**** Listed records
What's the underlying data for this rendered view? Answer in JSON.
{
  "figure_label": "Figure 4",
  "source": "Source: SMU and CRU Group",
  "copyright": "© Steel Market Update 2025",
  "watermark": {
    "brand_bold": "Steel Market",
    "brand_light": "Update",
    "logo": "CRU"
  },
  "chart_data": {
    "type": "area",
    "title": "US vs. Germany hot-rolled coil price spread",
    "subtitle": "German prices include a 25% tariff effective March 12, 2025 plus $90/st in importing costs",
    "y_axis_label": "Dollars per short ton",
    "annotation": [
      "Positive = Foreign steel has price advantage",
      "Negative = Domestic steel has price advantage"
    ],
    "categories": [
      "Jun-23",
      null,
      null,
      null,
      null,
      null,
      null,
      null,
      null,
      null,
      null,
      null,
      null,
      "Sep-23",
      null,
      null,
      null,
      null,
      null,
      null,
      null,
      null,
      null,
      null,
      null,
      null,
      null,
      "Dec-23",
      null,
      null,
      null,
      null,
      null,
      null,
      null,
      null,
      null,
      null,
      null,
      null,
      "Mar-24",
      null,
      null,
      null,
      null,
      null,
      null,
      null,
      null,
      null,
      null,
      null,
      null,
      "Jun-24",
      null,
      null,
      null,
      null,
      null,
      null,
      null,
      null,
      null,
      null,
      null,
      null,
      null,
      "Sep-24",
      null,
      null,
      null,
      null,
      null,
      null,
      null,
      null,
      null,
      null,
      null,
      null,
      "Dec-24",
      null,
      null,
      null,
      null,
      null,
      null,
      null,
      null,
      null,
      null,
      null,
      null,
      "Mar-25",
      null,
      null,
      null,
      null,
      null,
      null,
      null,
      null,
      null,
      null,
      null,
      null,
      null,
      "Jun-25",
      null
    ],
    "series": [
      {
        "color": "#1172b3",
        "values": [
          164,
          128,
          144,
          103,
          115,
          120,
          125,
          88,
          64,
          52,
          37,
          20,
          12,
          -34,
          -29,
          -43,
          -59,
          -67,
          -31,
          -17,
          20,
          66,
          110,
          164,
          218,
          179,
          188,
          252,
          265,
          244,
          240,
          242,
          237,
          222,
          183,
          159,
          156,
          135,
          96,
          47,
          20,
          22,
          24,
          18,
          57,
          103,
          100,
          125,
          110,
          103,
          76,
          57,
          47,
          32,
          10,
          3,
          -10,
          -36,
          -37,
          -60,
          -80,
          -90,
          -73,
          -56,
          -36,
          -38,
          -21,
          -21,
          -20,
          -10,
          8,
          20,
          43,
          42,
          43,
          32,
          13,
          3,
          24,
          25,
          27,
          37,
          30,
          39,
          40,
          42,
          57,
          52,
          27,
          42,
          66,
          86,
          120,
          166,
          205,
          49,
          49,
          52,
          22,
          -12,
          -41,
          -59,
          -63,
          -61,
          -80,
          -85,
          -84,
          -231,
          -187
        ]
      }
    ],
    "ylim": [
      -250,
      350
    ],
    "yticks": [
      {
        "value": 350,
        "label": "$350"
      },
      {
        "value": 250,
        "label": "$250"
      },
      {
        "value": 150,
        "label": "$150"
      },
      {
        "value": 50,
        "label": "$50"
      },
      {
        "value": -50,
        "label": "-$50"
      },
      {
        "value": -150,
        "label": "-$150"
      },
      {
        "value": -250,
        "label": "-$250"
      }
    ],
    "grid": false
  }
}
********
§ Problem: Pick out every line of the listing containing the word "Market", and show those lines.

§ Correct response:
  "copyright": "© Steel Market Update 2025",
    "brand_bold": "Steel Market",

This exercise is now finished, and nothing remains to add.